» SET EXERCISE
Without the images, output each record below as it stands.

+===+

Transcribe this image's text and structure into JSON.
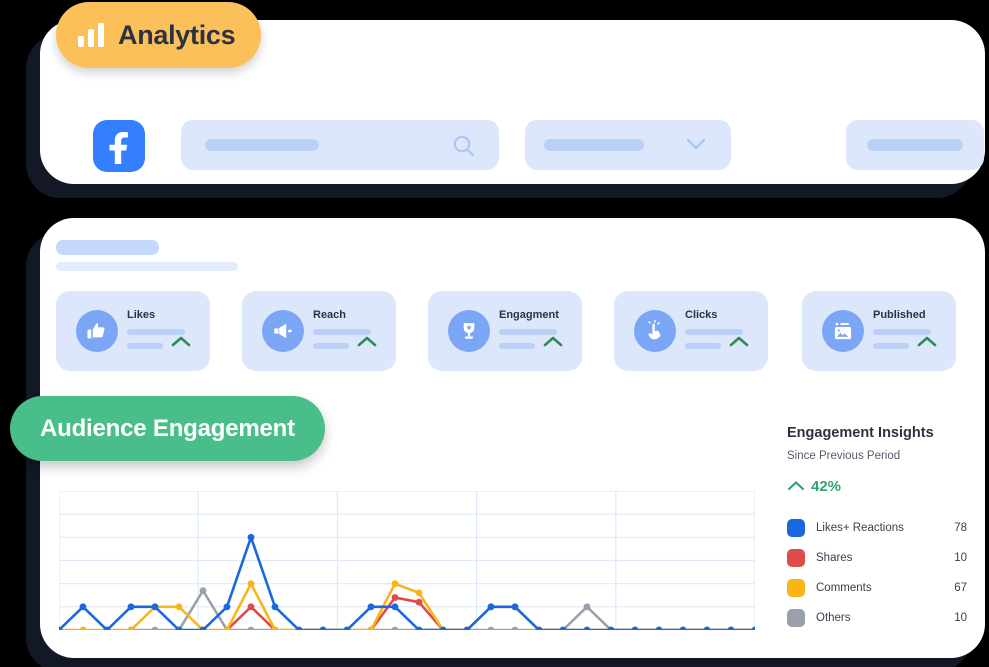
{
  "header": {
    "pill_label": "Analytics",
    "pill_icon": "bar-chart-icon",
    "pill_color": "#FBC05A",
    "platform_icon": "facebook-logo",
    "platform_color": "#337FFF",
    "search_placeholder": "",
    "search_value": "",
    "search_icon": "search-icon",
    "select_value": "",
    "select_icon": "chevron-down-icon",
    "action_label": ""
  },
  "main": {
    "skeleton_title": "",
    "skeleton_subtitle": "",
    "stats": [
      {
        "label": "Likes",
        "icon": "thumbs-up-icon",
        "trend": "up"
      },
      {
        "label": "Reach",
        "icon": "megaphone-icon",
        "trend": "up"
      },
      {
        "label": "Engagment",
        "icon": "trophy-icon",
        "trend": "up"
      },
      {
        "label": "Clicks",
        "icon": "click-hand-icon",
        "trend": "up"
      },
      {
        "label": "Published",
        "icon": "image-icon",
        "trend": "up"
      }
    ],
    "section_pill": {
      "label": "Audience Engagement",
      "color": "#49BE8A"
    }
  },
  "insights": {
    "title": "Engagement Insights",
    "subtitle": "Since Previous Period",
    "change_value": "42%",
    "change_direction": "up",
    "change_color": "#2ea36a",
    "legend": [
      {
        "label": "Likes+ Reactions",
        "value": "78",
        "color": "#1A68DF"
      },
      {
        "label": "Shares",
        "value": "10",
        "color": "#DE4B4B"
      },
      {
        "label": "Comments",
        "value": "67",
        "color": "#F9B518"
      },
      {
        "label": "Others",
        "value": "10",
        "color": "#9AA1AB"
      }
    ]
  },
  "chart_data": {
    "type": "line",
    "title": "Audience Engagement",
    "xlabel": "",
    "ylabel": "",
    "grid": true,
    "legend_position": "right",
    "ylim": [
      0,
      6
    ],
    "x": [
      0,
      1,
      2,
      3,
      4,
      5,
      6,
      7,
      8,
      9,
      10,
      11,
      12,
      13,
      14,
      15,
      16,
      17,
      18,
      19,
      20,
      21,
      22,
      23,
      24,
      25,
      26,
      27,
      28,
      29
    ],
    "xtick_labels": [],
    "gridlines_y": [
      0,
      1,
      2,
      3,
      4,
      5,
      6
    ],
    "gridlines_x": [
      0,
      6,
      12,
      18,
      24,
      30
    ],
    "series": [
      {
        "name": "Likes+ Reactions",
        "color": "#1A68DF",
        "total": 78,
        "values": [
          0,
          1,
          0,
          1,
          1,
          0,
          0,
          1,
          4,
          1,
          0,
          0,
          0,
          1,
          1,
          0,
          0,
          0,
          1,
          1,
          0,
          0,
          0,
          0,
          0,
          0,
          0,
          0,
          0,
          0
        ]
      },
      {
        "name": "Shares",
        "color": "#DE4B4B",
        "total": 10,
        "values": [
          null,
          null,
          null,
          null,
          null,
          null,
          null,
          0,
          1,
          0,
          null,
          null,
          null,
          0,
          1.4,
          1.2,
          0,
          null,
          null,
          null,
          null,
          null,
          null,
          null,
          null,
          null,
          null,
          null,
          null,
          null
        ]
      },
      {
        "name": "Comments",
        "color": "#F9B518",
        "total": 67,
        "values": [
          0,
          0,
          0,
          0,
          1,
          1,
          0,
          0,
          2,
          0,
          0,
          0,
          0,
          0,
          2,
          1.6,
          0,
          0,
          1,
          1,
          0,
          0,
          0,
          0,
          0,
          0,
          0,
          0,
          0,
          0
        ]
      },
      {
        "name": "Others",
        "color": "#9AA1AB",
        "total": 10,
        "values": [
          null,
          null,
          null,
          0,
          0,
          0,
          1.7,
          0,
          0,
          0,
          0,
          0,
          0,
          0,
          0,
          0,
          0,
          0,
          0,
          0,
          0,
          0,
          1,
          0,
          0,
          0,
          0,
          0,
          0,
          0
        ]
      }
    ]
  }
}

+===+

» OUTPUT
Transcribe this image's text and structure into JSON.
{
  "header": {
    "pill_label": "Analytics",
    "pill_icon": "bar-chart-icon",
    "pill_color": "#FBC05A",
    "platform_icon": "facebook-logo",
    "platform_color": "#337FFF",
    "search_placeholder": "",
    "search_value": "",
    "search_icon": "search-icon",
    "select_value": "",
    "select_icon": "chevron-down-icon",
    "action_label": ""
  },
  "main": {
    "skeleton_title": "",
    "skeleton_subtitle": "",
    "stats": [
      {
        "label": "Likes",
        "icon": "thumbs-up-icon",
        "trend": "up"
      },
      {
        "label": "Reach",
        "icon": "megaphone-icon",
        "trend": "up"
      },
      {
        "label": "Engagment",
        "icon": "trophy-icon",
        "trend": "up"
      },
      {
        "label": "Clicks",
        "icon": "click-hand-icon",
        "trend": "up"
      },
      {
        "label": "Published",
        "icon": "image-icon",
        "trend": "up"
      }
    ],
    "section_pill": {
      "label": "Audience Engagement",
      "color": "#49BE8A"
    }
  },
  "insights": {
    "title": "Engagement Insights",
    "subtitle": "Since Previous Period",
    "change_value": "42%",
    "change_direction": "up",
    "change_color": "#2ea36a",
    "legend": [
      {
        "label": "Likes+ Reactions",
        "value": "78",
        "color": "#1A68DF"
      },
      {
        "label": "Shares",
        "value": "10",
        "color": "#DE4B4B"
      },
      {
        "label": "Comments",
        "value": "67",
        "color": "#F9B518"
      },
      {
        "label": "Others",
        "value": "10",
        "color": "#9AA1AB"
      }
    ]
  },
  "chart_data": {
    "type": "line",
    "title": "Audience Engagement",
    "xlabel": "",
    "ylabel": "",
    "grid": true,
    "legend_position": "right",
    "ylim": [
      0,
      6
    ],
    "x": [
      0,
      1,
      2,
      3,
      4,
      5,
      6,
      7,
      8,
      9,
      10,
      11,
      12,
      13,
      14,
      15,
      16,
      17,
      18,
      19,
      20,
      21,
      22,
      23,
      24,
      25,
      26,
      27,
      28,
      29
    ],
    "xtick_labels": [],
    "gridlines_y": [
      0,
      1,
      2,
      3,
      4,
      5,
      6
    ],
    "gridlines_x": [
      0,
      6,
      12,
      18,
      24,
      30
    ],
    "series": [
      {
        "name": "Likes+ Reactions",
        "color": "#1A68DF",
        "total": 78,
        "values": [
          0,
          1,
          0,
          1,
          1,
          0,
          0,
          1,
          4,
          1,
          0,
          0,
          0,
          1,
          1,
          0,
          0,
          0,
          1,
          1,
          0,
          0,
          0,
          0,
          0,
          0,
          0,
          0,
          0,
          0
        ]
      },
      {
        "name": "Shares",
        "color": "#DE4B4B",
        "total": 10,
        "values": [
          null,
          null,
          null,
          null,
          null,
          null,
          null,
          0,
          1,
          0,
          null,
          null,
          null,
          0,
          1.4,
          1.2,
          0,
          null,
          null,
          null,
          null,
          null,
          null,
          null,
          null,
          null,
          null,
          null,
          null,
          null
        ]
      },
      {
        "name": "Comments",
        "color": "#F9B518",
        "total": 67,
        "values": [
          0,
          0,
          0,
          0,
          1,
          1,
          0,
          0,
          2,
          0,
          0,
          0,
          0,
          0,
          2,
          1.6,
          0,
          0,
          1,
          1,
          0,
          0,
          0,
          0,
          0,
          0,
          0,
          0,
          0,
          0
        ]
      },
      {
        "name": "Others",
        "color": "#9AA1AB",
        "total": 10,
        "values": [
          null,
          null,
          null,
          0,
          0,
          0,
          1.7,
          0,
          0,
          0,
          0,
          0,
          0,
          0,
          0,
          0,
          0,
          0,
          0,
          0,
          0,
          0,
          1,
          0,
          0,
          0,
          0,
          0,
          0,
          0
        ]
      }
    ]
  }
}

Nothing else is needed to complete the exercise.